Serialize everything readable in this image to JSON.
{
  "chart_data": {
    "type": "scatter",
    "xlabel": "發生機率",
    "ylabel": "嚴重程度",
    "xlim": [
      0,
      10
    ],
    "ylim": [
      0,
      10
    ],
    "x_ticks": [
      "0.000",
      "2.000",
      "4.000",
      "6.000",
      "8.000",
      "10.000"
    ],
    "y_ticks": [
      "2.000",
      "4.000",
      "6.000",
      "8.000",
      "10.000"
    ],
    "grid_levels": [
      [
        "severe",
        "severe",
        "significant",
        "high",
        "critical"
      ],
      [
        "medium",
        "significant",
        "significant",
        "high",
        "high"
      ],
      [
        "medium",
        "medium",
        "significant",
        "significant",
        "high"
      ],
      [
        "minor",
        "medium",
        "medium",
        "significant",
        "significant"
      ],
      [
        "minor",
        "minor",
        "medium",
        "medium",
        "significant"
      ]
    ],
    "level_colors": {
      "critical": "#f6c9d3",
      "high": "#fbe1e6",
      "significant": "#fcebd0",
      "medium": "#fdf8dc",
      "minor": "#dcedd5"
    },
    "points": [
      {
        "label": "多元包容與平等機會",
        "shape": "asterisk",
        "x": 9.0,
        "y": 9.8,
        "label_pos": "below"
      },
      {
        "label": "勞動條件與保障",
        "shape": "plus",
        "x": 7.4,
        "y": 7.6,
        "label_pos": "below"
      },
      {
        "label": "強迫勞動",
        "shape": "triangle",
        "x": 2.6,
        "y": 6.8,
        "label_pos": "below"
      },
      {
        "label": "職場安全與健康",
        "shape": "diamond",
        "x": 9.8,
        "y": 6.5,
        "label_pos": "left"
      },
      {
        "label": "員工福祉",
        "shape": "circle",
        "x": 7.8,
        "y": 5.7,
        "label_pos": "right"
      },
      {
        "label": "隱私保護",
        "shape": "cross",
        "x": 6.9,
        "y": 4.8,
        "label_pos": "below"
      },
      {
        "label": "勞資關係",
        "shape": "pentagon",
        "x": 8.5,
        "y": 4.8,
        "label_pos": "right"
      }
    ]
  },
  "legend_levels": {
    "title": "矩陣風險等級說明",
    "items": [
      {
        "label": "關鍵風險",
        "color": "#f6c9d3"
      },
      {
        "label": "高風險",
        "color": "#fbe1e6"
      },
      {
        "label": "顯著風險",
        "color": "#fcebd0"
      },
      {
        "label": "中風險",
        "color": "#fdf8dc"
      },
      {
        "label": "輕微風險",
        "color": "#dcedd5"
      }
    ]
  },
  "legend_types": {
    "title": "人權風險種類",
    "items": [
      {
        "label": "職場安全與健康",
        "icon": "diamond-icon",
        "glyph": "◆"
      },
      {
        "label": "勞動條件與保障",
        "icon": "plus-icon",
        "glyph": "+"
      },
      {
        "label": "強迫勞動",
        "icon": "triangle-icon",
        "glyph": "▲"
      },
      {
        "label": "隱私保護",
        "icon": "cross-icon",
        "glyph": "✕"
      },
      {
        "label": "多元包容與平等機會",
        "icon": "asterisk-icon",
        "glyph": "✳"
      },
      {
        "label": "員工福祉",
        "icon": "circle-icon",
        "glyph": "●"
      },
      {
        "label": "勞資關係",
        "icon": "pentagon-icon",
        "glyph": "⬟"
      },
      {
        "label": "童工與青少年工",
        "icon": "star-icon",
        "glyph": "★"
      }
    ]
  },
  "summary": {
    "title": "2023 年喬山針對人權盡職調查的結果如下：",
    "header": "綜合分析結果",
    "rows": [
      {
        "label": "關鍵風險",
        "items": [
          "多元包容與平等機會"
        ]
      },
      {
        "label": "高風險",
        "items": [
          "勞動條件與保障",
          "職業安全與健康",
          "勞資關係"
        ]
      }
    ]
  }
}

Instruction ::
Write out the listing once more, matching it exactly.

Written solution ::
Serialize everything readable in this image to JSON.
{
  "chart_data": {
    "type": "scatter",
    "xlabel": "發生機率",
    "ylabel": "嚴重程度",
    "xlim": [
      0,
      10
    ],
    "ylim": [
      0,
      10
    ],
    "x_ticks": [
      "0.000",
      "2.000",
      "4.000",
      "6.000",
      "8.000",
      "10.000"
    ],
    "y_ticks": [
      "2.000",
      "4.000",
      "6.000",
      "8.000",
      "10.000"
    ],
    "grid_levels": [
      [
        "severe",
        "severe",
        "significant",
        "high",
        "critical"
      ],
      [
        "medium",
        "significant",
        "significant",
        "high",
        "high"
      ],
      [
        "medium",
        "medium",
        "significant",
        "significant",
        "high"
      ],
      [
        "minor",
        "medium",
        "medium",
        "significant",
        "significant"
      ],
      [
        "minor",
        "minor",
        "medium",
        "medium",
        "significant"
      ]
    ],
    "level_colors": {
      "critical": "#f6c9d3",
      "high": "#fbe1e6",
      "significant": "#fcebd0",
      "medium": "#fdf8dc",
      "minor": "#dcedd5"
    },
    "points": [
      {
        "label": "多元包容與平等機會",
        "shape": "asterisk",
        "x": 9.0,
        "y": 9.8,
        "label_pos": "below"
      },
      {
        "label": "勞動條件與保障",
        "shape": "plus",
        "x": 7.4,
        "y": 7.6,
        "label_pos": "below"
      },
      {
        "label": "強迫勞動",
        "shape": "triangle",
        "x": 2.6,
        "y": 6.8,
        "label_pos": "below"
      },
      {
        "label": "職場安全與健康",
        "shape": "diamond",
        "x": 9.8,
        "y": 6.5,
        "label_pos": "left"
      },
      {
        "label": "員工福祉",
        "shape": "circle",
        "x": 7.8,
        "y": 5.7,
        "label_pos": "right"
      },
      {
        "label": "隱私保護",
        "shape": "cross",
        "x": 6.9,
        "y": 4.8,
        "label_pos": "below"
      },
      {
        "label": "勞資關係",
        "shape": "pentagon",
        "x": 8.5,
        "y": 4.8,
        "label_pos": "right"
      }
    ]
  },
  "legend_levels": {
    "title": "矩陣風險等級說明",
    "items": [
      {
        "label": "關鍵風險",
        "color": "#f6c9d3"
      },
      {
        "label": "高風險",
        "color": "#fbe1e6"
      },
      {
        "label": "顯著風險",
        "color": "#fcebd0"
      },
      {
        "label": "中風險",
        "color": "#fdf8dc"
      },
      {
        "label": "輕微風險",
        "color": "#dcedd5"
      }
    ]
  },
  "legend_types": {
    "title": "人權風險種類",
    "items": [
      {
        "label": "職場安全與健康",
        "icon": "diamond-icon",
        "glyph": "◆"
      },
      {
        "label": "勞動條件與保障",
        "icon": "plus-icon",
        "glyph": "+"
      },
      {
        "label": "強迫勞動",
        "icon": "triangle-icon",
        "glyph": "▲"
      },
      {
        "label": "隱私保護",
        "icon": "cross-icon",
        "glyph": "✕"
      },
      {
        "label": "多元包容與平等機會",
        "icon": "asterisk-icon",
        "glyph": "✳"
      },
      {
        "label": "員工福祉",
        "icon": "circle-icon",
        "glyph": "●"
      },
      {
        "label": "勞資關係",
        "icon": "pentagon-icon",
        "glyph": "⬟"
      },
      {
        "label": "童工與青少年工",
        "icon": "star-icon",
        "glyph": "★"
      }
    ]
  },
  "summary": {
    "title": "2023 年喬山針對人權盡職調查的結果如下：",
    "header": "綜合分析結果",
    "rows": [
      {
        "label": "關鍵風險",
        "items": [
          "多元包容與平等機會"
        ]
      },
      {
        "label": "高風險",
        "items": [
          "勞動條件與保障",
          "職業安全與健康",
          "勞資關係"
        ]
      }
    ]
  }
}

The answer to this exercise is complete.